EXERCISE: Make an exact copy of all the entries, but do not reproduce the pictures.
-*-
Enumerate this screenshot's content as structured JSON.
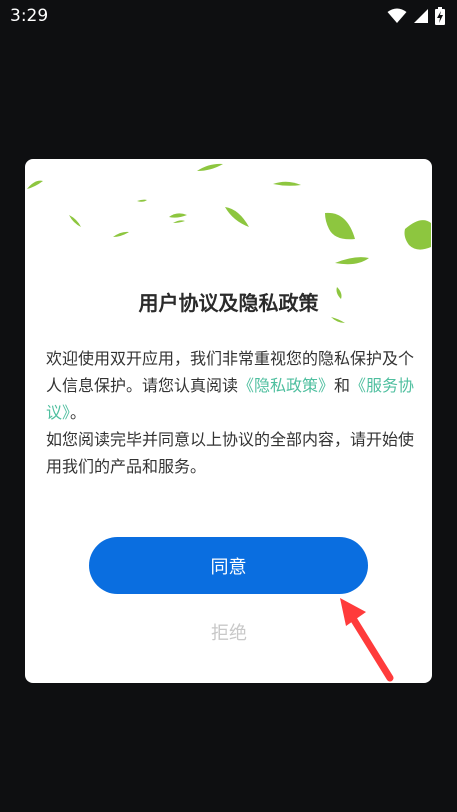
{
  "status_bar": {
    "time": "3:29",
    "icons": [
      "wifi-icon",
      "cellular-signal-icon",
      "battery-charging-icon"
    ]
  },
  "dialog": {
    "title": "用户协议及隐私政策",
    "body": {
      "part1": "欢迎使用双开应用，我们非常重视您的隐私保护及个人信息保护。请您认真阅读",
      "privacy_link": "《隐私政策》",
      "connector": "和",
      "service_link": "《服务协议》",
      "part2": "。",
      "part3": "如您阅读完毕并同意以上协议的全部内容，请开始使用我们的产品和服务。"
    },
    "agree_label": "同意",
    "decline_label": "拒绝"
  },
  "colors": {
    "primary": "#0a6ee0",
    "link": "#4fbf9f",
    "leaf": "#7cc242",
    "arrow": "#ff3b3b"
  }
}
-*-
FINAL RESULT:
Enumerate this screenshot's content as structured JSON.
{
  "status_bar": {
    "time": "3:29",
    "icons": [
      "wifi-icon",
      "cellular-signal-icon",
      "battery-charging-icon"
    ]
  },
  "dialog": {
    "title": "用户协议及隐私政策",
    "body": {
      "part1": "欢迎使用双开应用，我们非常重视您的隐私保护及个人信息保护。请您认真阅读",
      "privacy_link": "《隐私政策》",
      "connector": "和",
      "service_link": "《服务协议》",
      "part2": "。",
      "part3": "如您阅读完毕并同意以上协议的全部内容，请开始使用我们的产品和服务。"
    },
    "agree_label": "同意",
    "decline_label": "拒绝"
  },
  "colors": {
    "primary": "#0a6ee0",
    "link": "#4fbf9f",
    "leaf": "#7cc242",
    "arrow": "#ff3b3b"
  }
}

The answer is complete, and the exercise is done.